# Loose boiler on laPavoni



## billyhank (Jan 14, 2019)

The boiler on my 4 year old Europiccola is a little loose and is starting to swivel on the base. I have taken the bottom plate off to see if there is a nut that can be tightened but couldn't find one. The machine works fine and I'm beginning to wonder if maybe I'm overacting a little. Does anyone know what I need to do make the boiler tighter?

Thanks for your help.

Bill


----------



## Batian (Oct 23, 2017)

Hello, I see this is your first post, so welcome.

This will get you started:

https://coffeeforums.co.uk/showthread.php?37126&p=483598#post483598

If you try the search button (upper right) you should turn up more hints and help. The search button can be a bit hit and miss at times. If nothing shows, try a different set of words.


----------



## Nicknak (Aug 10, 2018)

Has any body ever tried a small screw into the boiler flange underneath and then a small cut out in the right spot on the steel base . Then a corresponding nick out of the top and bottom gasket . My thoughts are that it would act as a locating pin .Possibly even two of them on opposite sides. Something the size of a small screw you get in electrical plugs.


----------



## jimbojohn55 (Jan 15, 2016)

you might want to try some high temp silicon, the problem with pins is that they might stip their threads or enlarge the hole after repaeted use of the lever

having said that its an interesting idea and might work

At one point pavoni were using glue on the gasket to help prevent them swiveling.


----------



## Nicknak (Aug 10, 2018)

#### DATA RECORDS
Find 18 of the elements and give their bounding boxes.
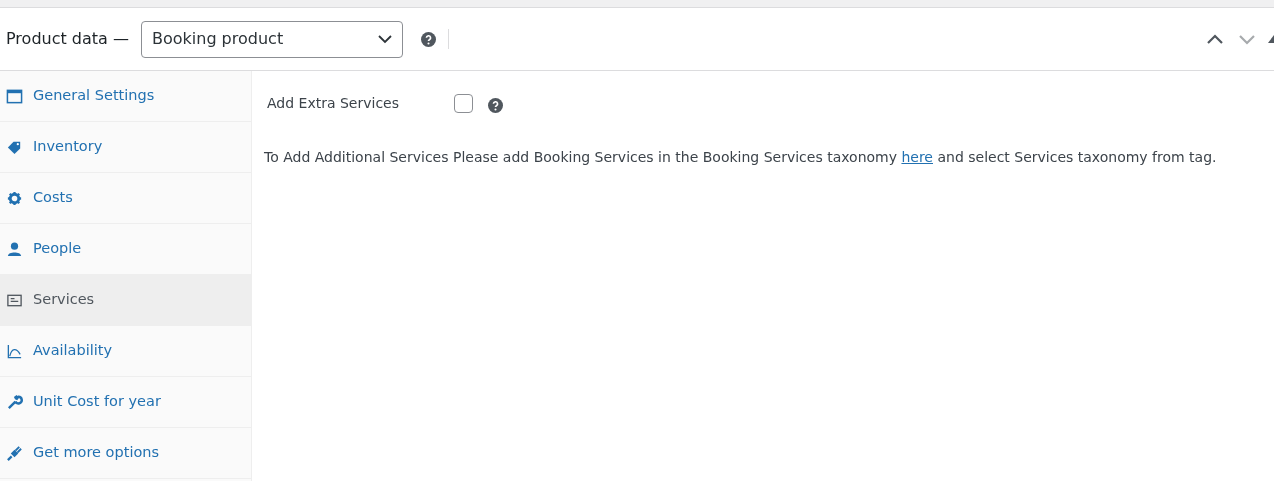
checkbox[interactable]: [454, 94, 473, 113]
gear-icon: [6, 189, 23, 207]
sidebar-tab[interactable]: Services: [0, 275, 251, 326]
collapse-icon[interactable]: [1268, 35, 1274, 43]
taxonomy-link[interactable]: here: [901, 149, 933, 165]
chart-icon: [6, 342, 23, 360]
field-label: Add Extra Services: [266, 94, 400, 113]
move-up-icon[interactable]: [1206, 33, 1224, 45]
window-icon: [6, 87, 23, 105]
product-type-select[interactable]: Booking product: [140, 20, 403, 58]
plug-icon: [6, 444, 23, 462]
help-text: To Add Additional Services Please add Booking Services in the Booking Services taxonomy here and select Services taxonomy from tag.: [264, 148, 1218, 167]
caret-icon: [377, 34, 392, 44]
panel-title: Product data —: [6, 28, 129, 50]
help-icon[interactable]: [488, 98, 503, 113]
help-icon[interactable]: [420, 31, 436, 47]
person-icon: [6, 240, 23, 258]
wrench-icon: [6, 393, 23, 411]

#### TASKS TO CARRY OUT
[1] Answer these from the forum thread about the loose boiler:
(a) How old is the Europiccola whose boiler has come loose?
(b) What does Nicknak say the small screw in the boiler flange would act as?
(c) What does jimbojohn55 say Pavoni were at one point using on the gasket to help prevent swiveling?
[2] From the forum thread about the loose boiler, copy the stretch from "## billyhank (Jan" through "the boiler tighter?".

#### ANSWERS PER TASK
[1]
(a) 4 years old
(b) A locating pin
(c) Glue

[2]
## billyhank (Jan 14, 2019)

The boiler on my 4 year old Europiccola is a little loose and is starting to swivel on the base. I have taken the bottom plate off to see if there is a nut that can be tightened but couldn't find one. The machine works fine and I'm beginning to wonder if maybe I'm overacting a little. Does anyone know what I need to do make the boiler tighter?